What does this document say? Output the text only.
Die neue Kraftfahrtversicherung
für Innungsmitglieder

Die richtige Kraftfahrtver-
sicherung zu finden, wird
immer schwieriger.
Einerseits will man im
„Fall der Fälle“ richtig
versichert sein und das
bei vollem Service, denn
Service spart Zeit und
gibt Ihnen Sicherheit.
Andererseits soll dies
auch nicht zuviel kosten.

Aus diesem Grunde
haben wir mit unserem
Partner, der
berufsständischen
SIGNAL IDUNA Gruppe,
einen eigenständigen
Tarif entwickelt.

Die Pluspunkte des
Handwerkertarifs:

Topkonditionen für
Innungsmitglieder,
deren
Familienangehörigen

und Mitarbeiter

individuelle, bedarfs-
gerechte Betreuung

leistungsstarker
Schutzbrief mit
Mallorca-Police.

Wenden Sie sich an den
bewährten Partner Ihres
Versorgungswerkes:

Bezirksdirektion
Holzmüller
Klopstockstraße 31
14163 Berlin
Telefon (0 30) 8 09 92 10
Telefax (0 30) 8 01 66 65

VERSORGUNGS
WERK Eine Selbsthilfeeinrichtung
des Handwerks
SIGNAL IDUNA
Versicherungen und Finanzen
════
§ Given instruction
Copy in full each line that holds the word "Partner".

§ Task output
Partner, der
bewährten Partner Ihres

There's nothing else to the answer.